• _Data to use_:
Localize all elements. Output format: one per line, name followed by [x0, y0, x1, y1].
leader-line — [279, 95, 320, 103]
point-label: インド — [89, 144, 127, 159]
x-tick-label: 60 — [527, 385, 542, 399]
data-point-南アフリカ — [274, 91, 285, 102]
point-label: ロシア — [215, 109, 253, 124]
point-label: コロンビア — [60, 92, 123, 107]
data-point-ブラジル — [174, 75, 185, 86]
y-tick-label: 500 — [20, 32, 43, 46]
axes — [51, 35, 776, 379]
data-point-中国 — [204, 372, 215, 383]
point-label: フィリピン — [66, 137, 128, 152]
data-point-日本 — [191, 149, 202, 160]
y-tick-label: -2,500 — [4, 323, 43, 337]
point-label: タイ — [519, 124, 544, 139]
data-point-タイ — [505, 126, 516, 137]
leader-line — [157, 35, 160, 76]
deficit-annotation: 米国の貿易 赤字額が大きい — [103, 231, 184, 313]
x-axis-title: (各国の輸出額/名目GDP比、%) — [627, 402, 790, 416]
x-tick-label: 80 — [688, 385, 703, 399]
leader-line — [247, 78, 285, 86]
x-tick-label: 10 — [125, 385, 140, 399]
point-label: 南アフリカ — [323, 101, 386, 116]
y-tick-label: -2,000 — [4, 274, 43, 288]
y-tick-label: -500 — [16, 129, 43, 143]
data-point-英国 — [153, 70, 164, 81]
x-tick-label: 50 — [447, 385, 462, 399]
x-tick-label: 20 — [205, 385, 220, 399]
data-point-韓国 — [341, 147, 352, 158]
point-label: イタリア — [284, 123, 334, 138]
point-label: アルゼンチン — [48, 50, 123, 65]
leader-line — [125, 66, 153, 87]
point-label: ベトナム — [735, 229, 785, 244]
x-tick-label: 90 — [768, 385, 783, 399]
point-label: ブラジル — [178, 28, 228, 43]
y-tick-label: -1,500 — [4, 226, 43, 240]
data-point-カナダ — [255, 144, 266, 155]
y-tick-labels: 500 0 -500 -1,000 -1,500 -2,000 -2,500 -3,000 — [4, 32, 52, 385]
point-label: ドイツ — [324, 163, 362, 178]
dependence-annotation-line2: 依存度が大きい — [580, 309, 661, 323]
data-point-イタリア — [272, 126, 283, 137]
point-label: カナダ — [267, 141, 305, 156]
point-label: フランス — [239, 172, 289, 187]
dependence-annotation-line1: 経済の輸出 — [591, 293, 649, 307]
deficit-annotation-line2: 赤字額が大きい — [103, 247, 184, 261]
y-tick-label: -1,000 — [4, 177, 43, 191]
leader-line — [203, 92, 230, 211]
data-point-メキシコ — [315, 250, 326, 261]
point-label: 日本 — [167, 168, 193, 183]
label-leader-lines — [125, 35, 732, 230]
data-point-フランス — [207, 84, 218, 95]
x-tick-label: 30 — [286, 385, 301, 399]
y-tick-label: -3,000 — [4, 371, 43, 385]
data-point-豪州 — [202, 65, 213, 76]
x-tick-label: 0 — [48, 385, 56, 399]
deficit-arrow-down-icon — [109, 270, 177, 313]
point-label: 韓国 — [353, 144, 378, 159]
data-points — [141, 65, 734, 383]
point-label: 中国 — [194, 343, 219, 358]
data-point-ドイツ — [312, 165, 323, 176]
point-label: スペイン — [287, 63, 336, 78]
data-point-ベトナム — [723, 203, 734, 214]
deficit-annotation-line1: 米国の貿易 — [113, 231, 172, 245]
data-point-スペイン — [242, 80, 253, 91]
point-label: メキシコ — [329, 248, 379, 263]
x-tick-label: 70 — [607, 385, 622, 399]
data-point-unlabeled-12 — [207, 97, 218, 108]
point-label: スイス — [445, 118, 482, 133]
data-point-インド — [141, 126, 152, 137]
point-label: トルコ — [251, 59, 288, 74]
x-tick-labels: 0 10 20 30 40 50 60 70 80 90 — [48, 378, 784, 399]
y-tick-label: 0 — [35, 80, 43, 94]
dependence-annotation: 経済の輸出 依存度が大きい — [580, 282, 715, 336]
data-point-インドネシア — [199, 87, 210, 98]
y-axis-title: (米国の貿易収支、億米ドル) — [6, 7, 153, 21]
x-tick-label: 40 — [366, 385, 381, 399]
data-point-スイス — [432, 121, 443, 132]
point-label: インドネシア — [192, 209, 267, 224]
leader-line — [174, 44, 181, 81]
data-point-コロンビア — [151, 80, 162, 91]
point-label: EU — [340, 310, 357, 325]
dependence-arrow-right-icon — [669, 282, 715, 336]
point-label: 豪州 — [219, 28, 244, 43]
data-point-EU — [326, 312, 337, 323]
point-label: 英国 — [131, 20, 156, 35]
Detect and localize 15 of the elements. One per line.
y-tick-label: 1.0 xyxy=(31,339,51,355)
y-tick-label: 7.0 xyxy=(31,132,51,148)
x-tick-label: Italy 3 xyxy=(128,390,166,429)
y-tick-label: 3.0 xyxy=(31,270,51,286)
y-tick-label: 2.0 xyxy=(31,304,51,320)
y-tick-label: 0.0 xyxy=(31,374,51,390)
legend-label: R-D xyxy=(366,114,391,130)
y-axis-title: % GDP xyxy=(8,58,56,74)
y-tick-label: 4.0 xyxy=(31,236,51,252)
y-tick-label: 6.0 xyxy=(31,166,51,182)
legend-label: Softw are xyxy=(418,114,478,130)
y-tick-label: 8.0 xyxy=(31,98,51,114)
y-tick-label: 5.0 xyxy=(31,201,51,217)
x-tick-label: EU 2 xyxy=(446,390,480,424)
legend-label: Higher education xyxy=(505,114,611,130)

• _What the exercise asks_: Collect every row above that contains the string "コロンビア" and copy each one in full.

• _Task result_:
point-label: コロンビア — [60, 92, 123, 107]
data-point-コロンビア — [151, 80, 162, 91]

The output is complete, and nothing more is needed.